## WHAT NEEDS TO BE DONE
Every line below that contains "plain" is to be copied.
-- Start DATASET ROWS --
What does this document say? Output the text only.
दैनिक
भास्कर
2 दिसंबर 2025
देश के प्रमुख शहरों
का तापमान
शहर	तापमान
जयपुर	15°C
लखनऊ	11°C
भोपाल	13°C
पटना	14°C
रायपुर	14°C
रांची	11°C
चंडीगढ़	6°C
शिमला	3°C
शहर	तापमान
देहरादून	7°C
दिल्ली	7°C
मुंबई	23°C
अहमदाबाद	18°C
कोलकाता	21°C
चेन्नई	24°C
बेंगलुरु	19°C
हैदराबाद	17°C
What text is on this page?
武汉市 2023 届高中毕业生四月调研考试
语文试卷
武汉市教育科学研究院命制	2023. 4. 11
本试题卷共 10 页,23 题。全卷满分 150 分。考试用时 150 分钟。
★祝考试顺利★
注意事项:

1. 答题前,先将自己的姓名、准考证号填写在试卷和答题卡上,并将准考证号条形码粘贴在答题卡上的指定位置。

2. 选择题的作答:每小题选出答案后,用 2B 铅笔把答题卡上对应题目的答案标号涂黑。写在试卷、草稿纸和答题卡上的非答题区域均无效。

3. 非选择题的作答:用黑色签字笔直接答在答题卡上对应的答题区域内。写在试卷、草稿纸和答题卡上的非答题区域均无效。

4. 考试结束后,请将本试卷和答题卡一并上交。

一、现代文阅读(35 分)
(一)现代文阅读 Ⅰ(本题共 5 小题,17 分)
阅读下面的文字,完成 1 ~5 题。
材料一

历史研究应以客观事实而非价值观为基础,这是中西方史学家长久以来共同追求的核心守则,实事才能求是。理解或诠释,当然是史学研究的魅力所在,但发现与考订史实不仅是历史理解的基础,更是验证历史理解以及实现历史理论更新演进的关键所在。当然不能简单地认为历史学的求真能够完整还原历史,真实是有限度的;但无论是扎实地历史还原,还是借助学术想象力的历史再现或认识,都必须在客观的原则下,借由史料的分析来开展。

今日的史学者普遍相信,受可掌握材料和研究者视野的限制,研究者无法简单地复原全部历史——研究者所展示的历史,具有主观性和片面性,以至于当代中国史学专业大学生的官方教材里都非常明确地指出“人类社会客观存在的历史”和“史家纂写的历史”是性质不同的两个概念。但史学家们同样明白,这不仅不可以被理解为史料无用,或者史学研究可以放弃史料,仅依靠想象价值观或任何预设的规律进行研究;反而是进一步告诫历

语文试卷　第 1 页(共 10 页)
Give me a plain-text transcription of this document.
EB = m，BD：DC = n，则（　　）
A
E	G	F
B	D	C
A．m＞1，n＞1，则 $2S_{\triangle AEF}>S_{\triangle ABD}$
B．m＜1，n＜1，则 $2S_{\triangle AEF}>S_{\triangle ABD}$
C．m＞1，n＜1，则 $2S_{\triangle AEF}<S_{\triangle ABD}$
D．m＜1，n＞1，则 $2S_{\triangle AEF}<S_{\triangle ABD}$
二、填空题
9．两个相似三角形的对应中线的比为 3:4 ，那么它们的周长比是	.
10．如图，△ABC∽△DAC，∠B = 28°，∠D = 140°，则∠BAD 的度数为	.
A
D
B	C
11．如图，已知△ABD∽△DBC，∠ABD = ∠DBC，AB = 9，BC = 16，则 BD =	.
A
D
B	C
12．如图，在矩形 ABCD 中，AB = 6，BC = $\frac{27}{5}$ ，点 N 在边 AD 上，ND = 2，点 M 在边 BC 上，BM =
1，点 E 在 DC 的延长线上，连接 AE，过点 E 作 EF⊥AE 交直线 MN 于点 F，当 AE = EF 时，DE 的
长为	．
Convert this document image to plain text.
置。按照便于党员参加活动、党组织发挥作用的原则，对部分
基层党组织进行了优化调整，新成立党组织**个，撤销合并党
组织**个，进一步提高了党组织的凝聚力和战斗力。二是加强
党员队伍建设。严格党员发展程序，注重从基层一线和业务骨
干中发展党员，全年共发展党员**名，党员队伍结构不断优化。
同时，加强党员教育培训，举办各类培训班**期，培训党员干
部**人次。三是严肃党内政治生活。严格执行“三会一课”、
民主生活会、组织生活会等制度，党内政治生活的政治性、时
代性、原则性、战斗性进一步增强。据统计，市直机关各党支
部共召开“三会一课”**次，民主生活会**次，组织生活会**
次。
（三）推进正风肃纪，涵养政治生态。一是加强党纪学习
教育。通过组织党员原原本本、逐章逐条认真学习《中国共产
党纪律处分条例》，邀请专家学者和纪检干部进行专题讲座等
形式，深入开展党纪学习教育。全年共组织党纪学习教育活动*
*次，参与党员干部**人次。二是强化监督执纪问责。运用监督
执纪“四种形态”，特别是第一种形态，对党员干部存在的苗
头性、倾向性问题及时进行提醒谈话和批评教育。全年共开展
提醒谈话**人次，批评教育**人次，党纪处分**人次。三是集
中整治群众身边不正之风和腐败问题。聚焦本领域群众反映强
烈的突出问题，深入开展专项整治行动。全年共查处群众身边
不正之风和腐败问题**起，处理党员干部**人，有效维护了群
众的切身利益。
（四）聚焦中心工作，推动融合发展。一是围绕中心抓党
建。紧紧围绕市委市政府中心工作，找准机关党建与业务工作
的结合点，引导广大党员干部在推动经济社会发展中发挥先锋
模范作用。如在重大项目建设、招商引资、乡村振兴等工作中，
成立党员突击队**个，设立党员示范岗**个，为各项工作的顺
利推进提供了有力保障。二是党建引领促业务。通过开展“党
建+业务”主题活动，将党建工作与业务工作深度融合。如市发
-- End DATASET ROWS --
## TASK ANSWER
Give me a plain-text transcription of this document.
Convert this document image to plain text.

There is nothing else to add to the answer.